**Work order**:
Each line that has the string "INFEC" must be copied from the records below.

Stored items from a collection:
§

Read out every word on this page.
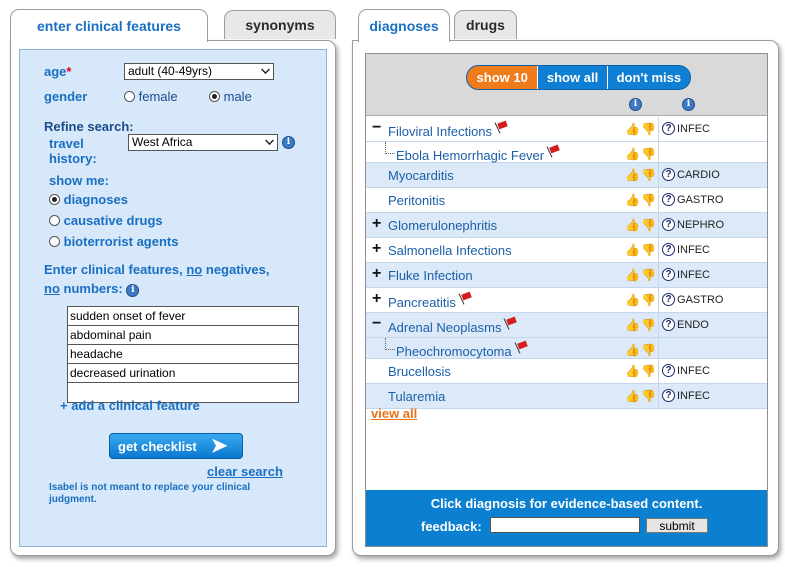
enter clinical features	synonyms	diagnoses	drugs
age*	adult (40-49yrs)
gender	female	male
Refine search:
travel
history:
West Africa	i
show me:
diagnoses
causative drugs
bioterrorist agents
Enter clinical features, no negatives,
no numbers: i
sudden onset of fever
abdominal pain
headache
decreased urination
+ add a clinical feature
get checklist ➤
clear search
Isabel is not meant to replace your clinical judgment.
show 10	show all	don't miss
i	i
− Filoviral Infections	👍👎 ? INFEC
Ebola Hemorrhagic Fever	👍👎
Myocarditis	👍👎 ? CARDIO
Peritonitis	👍👎 ? GASTRO
+ Glomerulonephritis	👍👎 ? NEPHRO
+ Salmonella Infections	👍👎 ? INFEC
+ Fluke Infection	👍👎 ? INFEC
+ Pancreatitis	👍👎 ? GASTRO
− Adrenal Neoplasms	👍👎 ? ENDO
Pheochromocytoma	👍👎
Brucellosis	👍👎 ? INFEC
Tularemia	👍👎 ? INFEC
view all
Click diagnosis for evidence-based content.
feedback:	submit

§

**Finished task**:
− Filoviral Infections	👍👎 ? INFEC
+ Salmonella Infections	👍👎 ? INFEC
+ Fluke Infection	👍👎 ? INFEC
Brucellosis	👍👎 ? INFEC
Tularemia	👍👎 ? INFEC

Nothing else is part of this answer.